**Texte cité**
==*==
Comme on l’entend dans la description de ces créations, Yazid Oulab joint le geste à l’action, le visuel et le sonore, le plastique et la pensée. Mieux encore, celui-ci associe toujours dans sa pensée plastique le travail manuel de l’ouvrier artiste et les réflexions intellectuelles qui accompagnent cet effort. Les situations proposées ne sont pas illustratives mais métaphoriques. Elles sont proposées au regard pour susciter un prolongement interrogateur. C’était par exemple le cas des têtes masculines accrochées à l’American Gallery en janvier ; celles-ci étaient légèrement inclinées avec chacune un fil à plomb de maçon suspendu au milieu du front. La mise en parallèle de l’artiste et du maçon se rencontre également dans Le Tamis, une œuvre réalisée en 2009 lors d’une résidence à l’atelier Calder à Saché. Cette sculpture associe les instruments du peintre et du maçon. Un tissage de fils écartés en aluminium a été tendu sur un châssis à clés dont la position oblique est assurée par une jambe ajoutée à l’arrière. L’usage de l’ensemble comme tamis est attestée par la présence de sable fin à l’arrière et de gravillons accumulés en tas au pied de la toile. Les artistes de Support-Surface voyaient dans l’artiste un travailleur comme un autre, qui devait prendre conscience de la réalité des matériaux dont il se servait ; sans charge doctrinaire et avec pas mal d’ironie Oulab accomplit leur injonction. Chez lui l’accentuation des procédures créatives et l’accent mis sur les matériaux à la base de l’œuvre s’accompagnent d’interrogations sur les moyens d’aller au delà de la matérialité afin d’ouvrir sur de multiples significations que l’art peut proposer.
==*==
**Consigne**
Condensez sous forme de liste le paragraphe du texte sur Yazid Oulab qui commence par « Comme on l'entend », sans perdre ses faits principaux.

**Données recueillies**
==*==
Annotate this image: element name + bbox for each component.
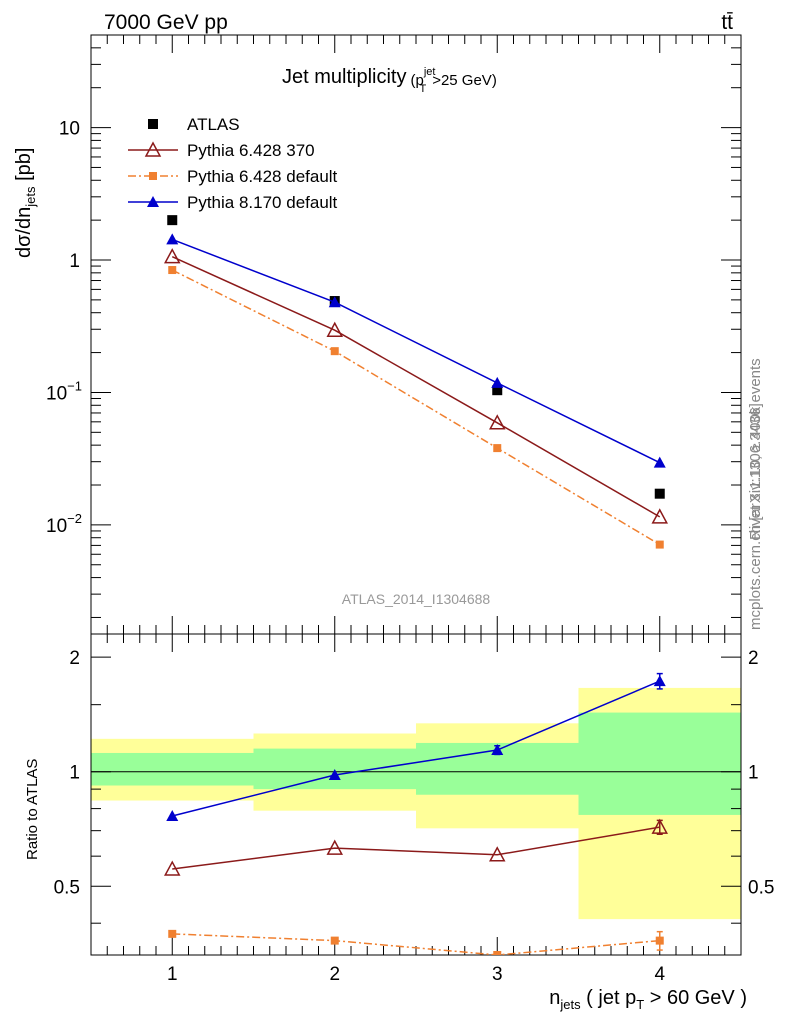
==*==
**Résultat de l'exercice**
- Yazid Oulab unit le geste et l'action, le visuel et le sonore, le plastique et la pensée, ainsi que le travail manuel de l'ouvrier artiste et la réflexion intellectuelle.
- Ses situations sont métaphoriques, non illustratives, et doivent susciter un prolongement interrogateur.
- Exemple : des têtes masculines exposées à l'American Gallery en janvier, légèrement inclinées, chacune avec un fil à plomb de maçon au milieu du front.
- Le Tamis (2009, résidence à l'atelier Calder à Saché) associe les instruments du peintre et du maçon. C'est un tissage de fils d'aluminium tendu sur un châssis à clés, maintenu oblique par une jambe à l'arrière. Du sable fin à l'arrière et des gravillons au pied attestent son usage comme tamis.
- Support-Surface voyait l'artiste comme un travailleur conscient de ses matériaux. Oulab suit cette injonction sans doctrine et avec ironie.
- Chez lui, l'accent mis sur les procédures et les matériaux s'accompagne d'une interrogation sur les moyens de dépasser la matérialité pour ouvrir l'œuvre à de multiples significations.